Jobs:
A. In the text on teshuva, what must be done before God forgives a sin committed against another person?
B. Format the listing lines as a numbered list, from the line with "restore-button[interactable]: ❐ —" to the line with "trms-splash-screen: TRMS Task", both included.

Document text:
** start **

And being in agony He was praying very fervently; and His sweat became like drops of blood, falling down upon the ground.
–Luke 22:44 (NASB)
We may never experience the anguish and agony of the Master, but that doesn’t mean our own confessions and prayers to God should be any less passionate.
For successful teshuva, we have to realize that God loves us – even in light of all the mistakes we’ve made. Realize that God understands you, that He’s “cheering you on,” and wants to help. Don’t feel guilty; any mistakes you’ve made are part of a growth process to get where you are today. Growth is what God created us for, and even the hardships are the best thing for us. God is not the “big bully in the sky”; He’s on your side.
-from Ask the Rabbi
“Doing Teshuva”
Aish.com
The Aish Rabbi in his missive also reference to the four steps to making teshuva, but he adds this:
These steps go only so far, however. If our past actions have hurt another person, we must ask their forgiveness.
It is said that if we have sinned against God and confess to Him and make teshuva, He will forgive us. It is also said that if we have sinned against another, even if we confess to God, He will not forgive us until we have made amends to the person we’ve hurt.
Judaism, being a religion of action, says it is not enough to “mentally” regret one’s misdeeds. On this week’s verse that “very close is this (matter of Teshuva) to your mouth,” Nachmanides takes this passage literally; he understands that Teshuva requires verbal articulation of our misdeeds.
In instances where someone else was wronged, an apology must be made directly to that person. In instances where we transgressed the Almighty’s will, we must privately, with no one listening, confess to our Creator.
-Rabbi Yehuda Appel
“Asking Forgiveness”
Commentary on Torah Portion Nitzavim
Aish.com
While the principle of confessing our sins to another person is sound, the practice may be fraught with problems, especially if the sin is secret and especially if your confession to the other person may cause them great harm. The complexities of confessing sin to another human being go beyond the scope of this small commentary, but I’ll try to address this part of making teshuva in brief, since it is an unavoidable truth that we have hurt another person in this life, and it is inevitable that we will have to face them.

** end **

Record extracts:

** start **

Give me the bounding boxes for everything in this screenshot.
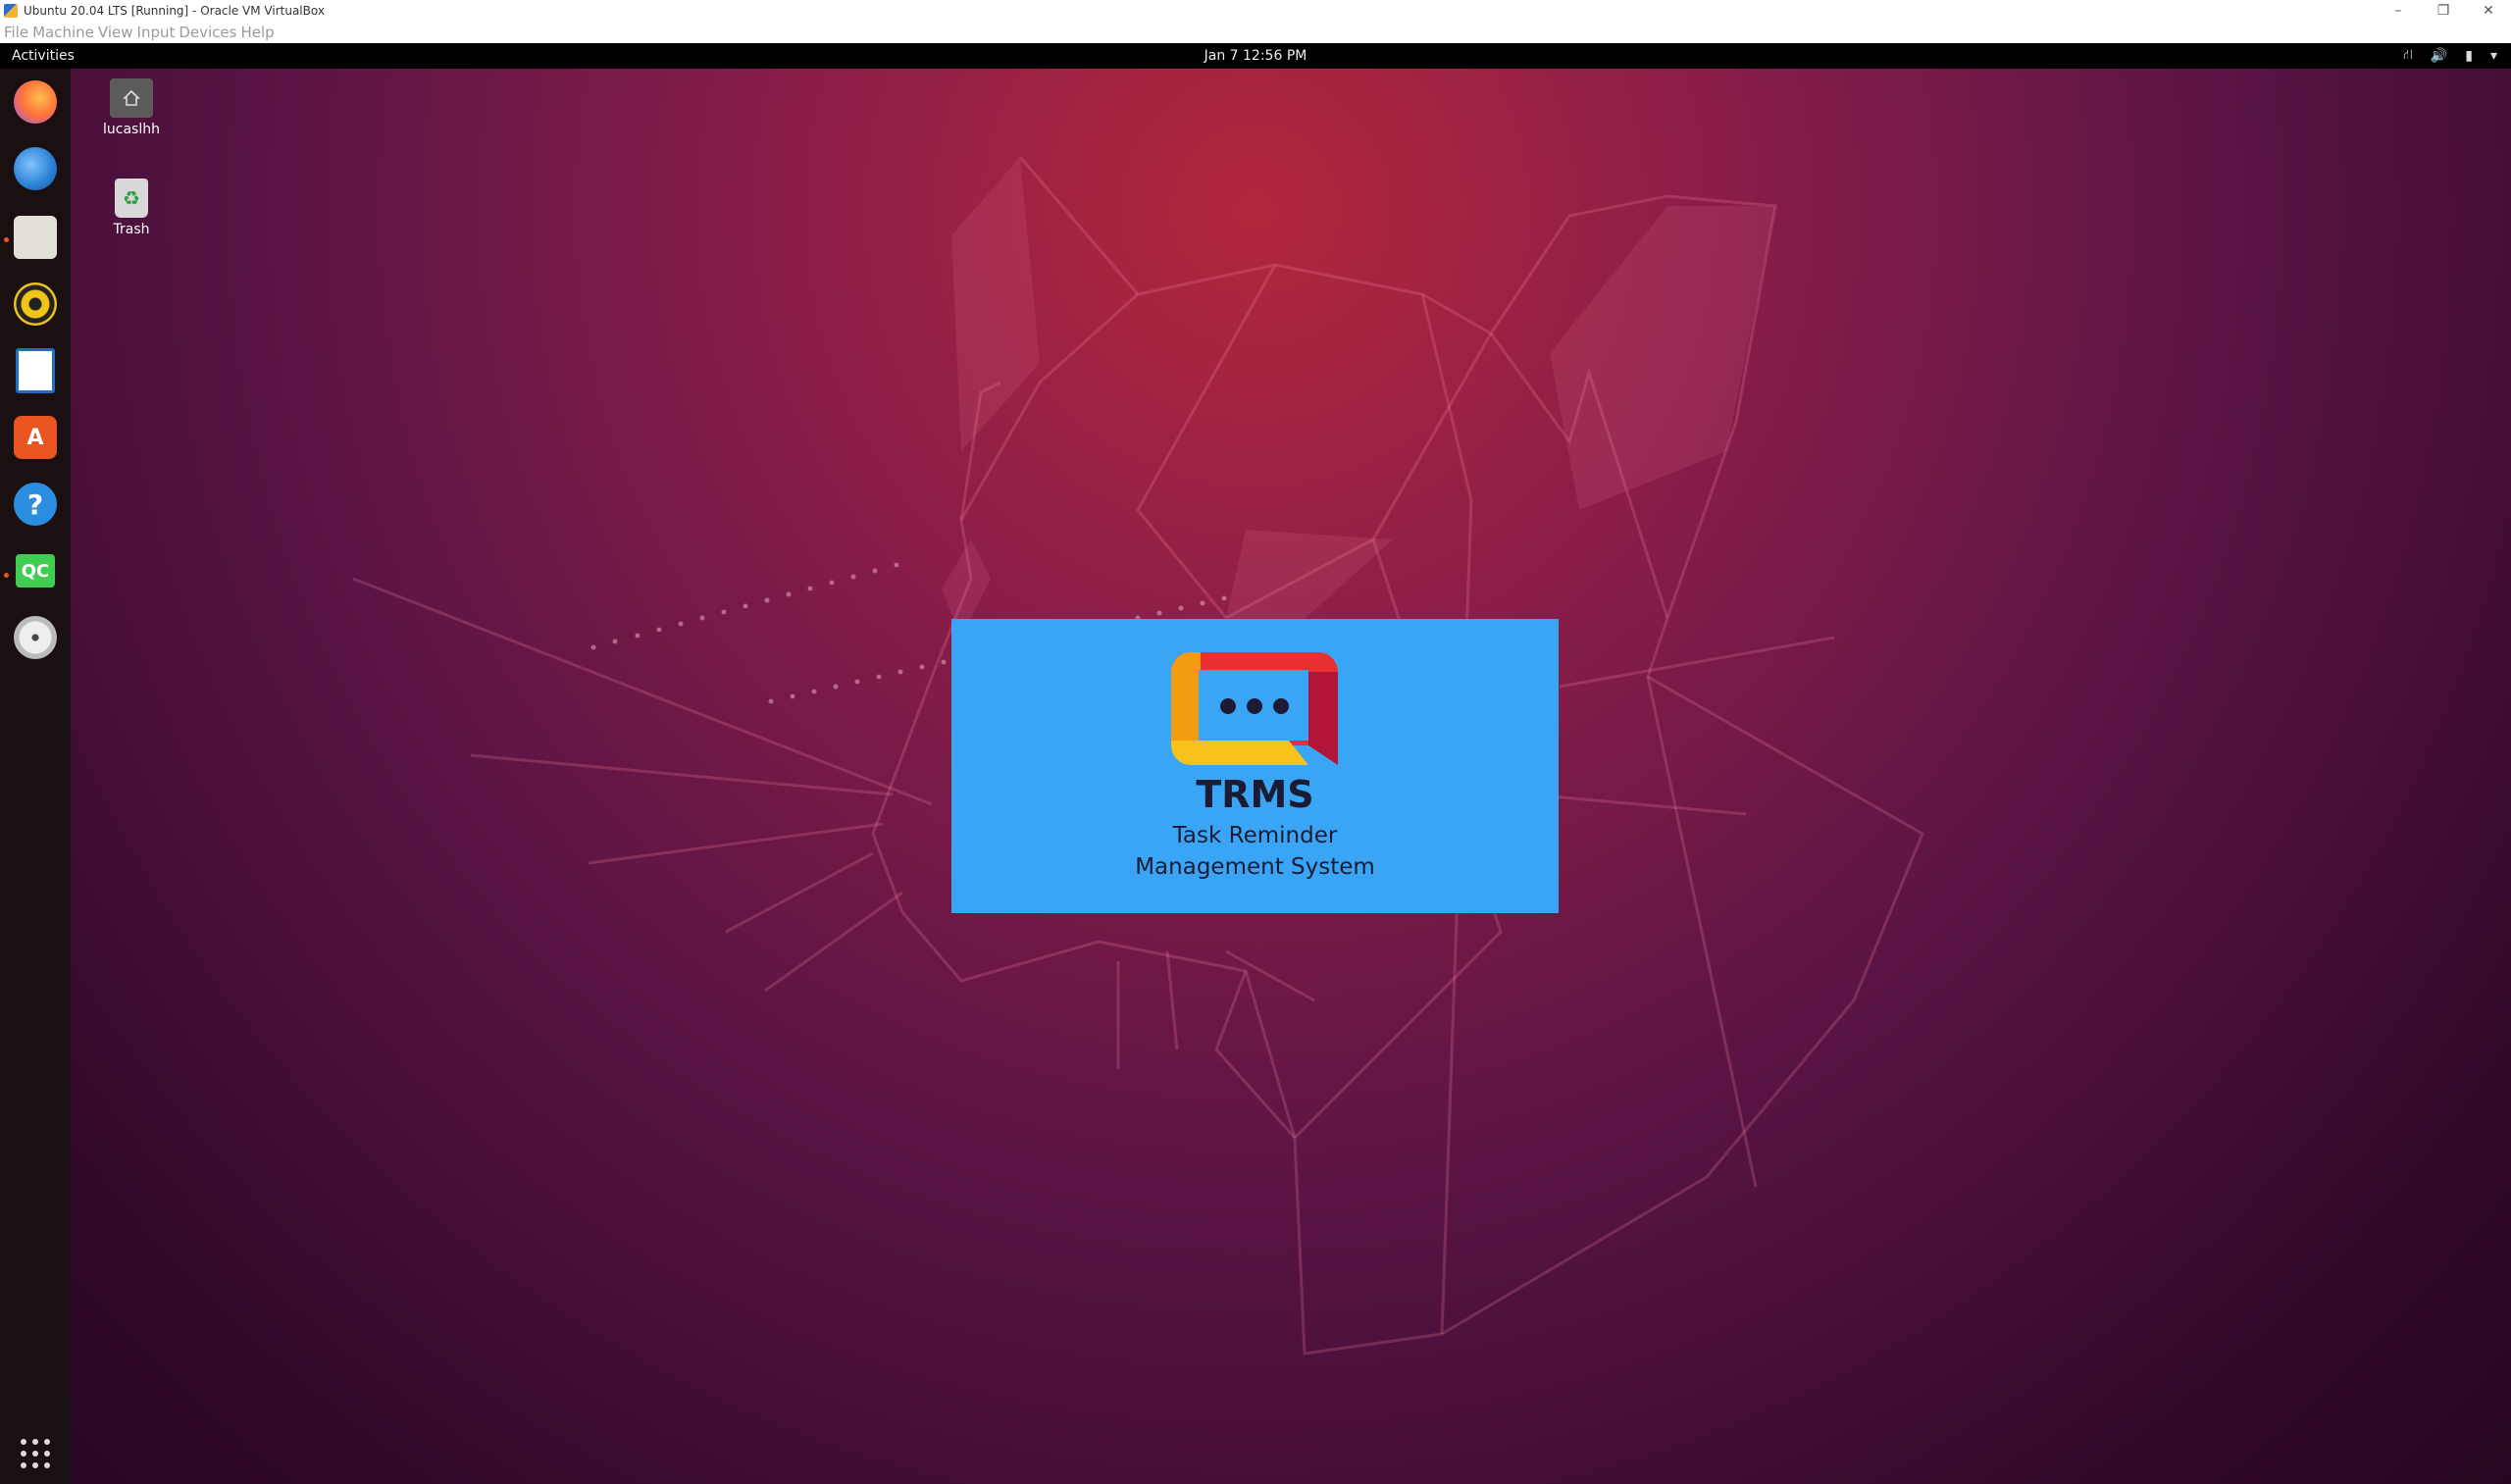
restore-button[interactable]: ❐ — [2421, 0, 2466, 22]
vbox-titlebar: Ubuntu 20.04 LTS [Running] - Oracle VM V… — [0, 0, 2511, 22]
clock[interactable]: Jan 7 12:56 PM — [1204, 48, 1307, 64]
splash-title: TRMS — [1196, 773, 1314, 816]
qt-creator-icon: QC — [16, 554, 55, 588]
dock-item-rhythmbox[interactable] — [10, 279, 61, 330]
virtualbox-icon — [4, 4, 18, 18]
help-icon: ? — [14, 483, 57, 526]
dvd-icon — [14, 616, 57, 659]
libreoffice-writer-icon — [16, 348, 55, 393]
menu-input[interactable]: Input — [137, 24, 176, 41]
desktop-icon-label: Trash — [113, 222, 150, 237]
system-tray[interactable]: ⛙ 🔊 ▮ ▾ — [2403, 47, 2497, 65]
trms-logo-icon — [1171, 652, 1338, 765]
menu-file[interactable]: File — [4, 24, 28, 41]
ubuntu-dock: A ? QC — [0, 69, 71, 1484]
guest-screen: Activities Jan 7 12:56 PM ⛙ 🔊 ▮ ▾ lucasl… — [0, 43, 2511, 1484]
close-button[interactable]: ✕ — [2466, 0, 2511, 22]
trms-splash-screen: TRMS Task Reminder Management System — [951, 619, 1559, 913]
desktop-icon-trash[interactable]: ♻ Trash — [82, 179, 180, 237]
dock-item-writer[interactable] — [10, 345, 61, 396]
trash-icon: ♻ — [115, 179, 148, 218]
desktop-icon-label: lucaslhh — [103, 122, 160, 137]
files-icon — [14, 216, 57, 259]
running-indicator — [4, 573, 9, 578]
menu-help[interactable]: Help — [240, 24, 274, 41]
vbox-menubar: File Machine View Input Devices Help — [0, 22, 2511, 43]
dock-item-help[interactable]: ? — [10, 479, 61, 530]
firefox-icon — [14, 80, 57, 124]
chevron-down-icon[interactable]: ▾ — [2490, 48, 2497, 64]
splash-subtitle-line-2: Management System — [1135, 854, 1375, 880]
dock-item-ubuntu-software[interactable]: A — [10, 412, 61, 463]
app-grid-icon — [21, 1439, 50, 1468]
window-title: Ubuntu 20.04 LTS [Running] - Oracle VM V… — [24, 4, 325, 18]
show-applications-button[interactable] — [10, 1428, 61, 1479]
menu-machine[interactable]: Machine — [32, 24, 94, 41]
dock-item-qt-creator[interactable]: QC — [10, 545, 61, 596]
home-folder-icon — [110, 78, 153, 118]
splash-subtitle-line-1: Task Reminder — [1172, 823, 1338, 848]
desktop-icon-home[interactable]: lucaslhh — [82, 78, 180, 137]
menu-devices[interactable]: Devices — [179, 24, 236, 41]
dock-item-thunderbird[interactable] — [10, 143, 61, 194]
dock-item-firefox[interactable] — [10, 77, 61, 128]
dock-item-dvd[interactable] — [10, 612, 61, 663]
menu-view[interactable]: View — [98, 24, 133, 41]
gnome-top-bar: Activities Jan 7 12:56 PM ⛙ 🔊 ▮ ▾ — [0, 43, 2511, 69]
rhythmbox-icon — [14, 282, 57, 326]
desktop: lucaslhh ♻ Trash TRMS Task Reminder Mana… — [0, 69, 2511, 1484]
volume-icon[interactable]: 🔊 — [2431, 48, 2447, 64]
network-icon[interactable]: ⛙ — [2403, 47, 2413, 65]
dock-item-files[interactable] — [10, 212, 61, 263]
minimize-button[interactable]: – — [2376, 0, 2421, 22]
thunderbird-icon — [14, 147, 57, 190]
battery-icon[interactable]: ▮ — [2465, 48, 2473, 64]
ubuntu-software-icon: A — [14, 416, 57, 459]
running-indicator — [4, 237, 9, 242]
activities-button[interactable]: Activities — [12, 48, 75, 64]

** end **

Set of answers:
A. Amends must be made to the person who was hurt.

B.
1. restore-button[interactable]: ❐ — [2421, 0, 2466, 22]
2. vbox-titlebar: Ubuntu 20.04 LTS [Running] - Oracle VM V… — [0, 0, 2511, 22]
3. clock[interactable]: Jan 7 12:56 PM — [1204, 48, 1307, 64]
4. splash-title: TRMS — [1196, 773, 1314, 816]
5. qt-creator-icon: QC — [16, 554, 55, 588]
6. dock-item-rhythmbox[interactable] — [10, 279, 61, 330]
7. virtualbox-icon — [4, 4, 18, 18]
8. help-icon: ? — [14, 483, 57, 526]
9. dvd-icon — [14, 616, 57, 659]
10. libreoffice-writer-icon — [16, 348, 55, 393]
11. menu-input[interactable]: Input — [137, 24, 176, 41]
12. desktop-icon-label: Trash — [113, 222, 150, 237]
13. system-tray[interactable]: ⛙ 🔊 ▮ ▾ — [2403, 47, 2497, 65]
14. trms-logo-icon — [1171, 652, 1338, 765]
15. menu-file[interactable]: File — [4, 24, 28, 41]
16. ubuntu-dock: A ? QC — [0, 69, 71, 1484]
17. guest-screen: Activities Jan 7 12:56 PM ⛙ 🔊 ▮ ▾ lucasl… — [0, 43, 2511, 1484]
18. close-button[interactable]: ✕ — [2466, 0, 2511, 22]
19. trms-splash-screen: TRMS Task Reminder Management System — [951, 619, 1559, 913]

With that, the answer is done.